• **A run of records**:
————————

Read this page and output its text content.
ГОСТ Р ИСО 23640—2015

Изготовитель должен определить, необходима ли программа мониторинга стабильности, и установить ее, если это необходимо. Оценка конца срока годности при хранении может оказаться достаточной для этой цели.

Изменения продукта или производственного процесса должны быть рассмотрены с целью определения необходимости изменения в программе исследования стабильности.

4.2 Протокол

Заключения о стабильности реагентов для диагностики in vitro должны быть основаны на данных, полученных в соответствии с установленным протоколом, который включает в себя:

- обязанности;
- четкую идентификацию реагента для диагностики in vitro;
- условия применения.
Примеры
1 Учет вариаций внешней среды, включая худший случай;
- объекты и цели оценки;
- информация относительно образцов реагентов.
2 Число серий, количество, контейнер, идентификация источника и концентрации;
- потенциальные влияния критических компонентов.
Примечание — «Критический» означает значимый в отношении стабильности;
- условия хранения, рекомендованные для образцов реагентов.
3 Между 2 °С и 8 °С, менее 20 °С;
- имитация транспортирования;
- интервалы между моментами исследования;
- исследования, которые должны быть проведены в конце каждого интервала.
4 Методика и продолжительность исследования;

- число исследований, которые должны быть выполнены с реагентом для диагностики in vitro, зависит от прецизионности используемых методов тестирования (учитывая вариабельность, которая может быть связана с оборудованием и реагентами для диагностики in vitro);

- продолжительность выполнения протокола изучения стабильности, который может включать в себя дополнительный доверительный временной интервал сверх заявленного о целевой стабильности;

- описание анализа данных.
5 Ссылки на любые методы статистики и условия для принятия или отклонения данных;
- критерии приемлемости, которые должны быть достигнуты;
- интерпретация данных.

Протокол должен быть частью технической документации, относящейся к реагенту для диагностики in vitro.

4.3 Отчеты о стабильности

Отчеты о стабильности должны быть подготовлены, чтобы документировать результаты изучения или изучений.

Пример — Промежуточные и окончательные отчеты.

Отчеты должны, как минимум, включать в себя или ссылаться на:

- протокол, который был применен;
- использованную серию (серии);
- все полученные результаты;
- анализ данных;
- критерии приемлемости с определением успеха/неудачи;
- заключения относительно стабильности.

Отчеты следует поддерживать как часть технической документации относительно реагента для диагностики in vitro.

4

————————

• **EXERCISE GOAL**: Check the records above line by line and tally those holding the string "себя". Answer with the number only.

• **WRITTEN REPLY**: 3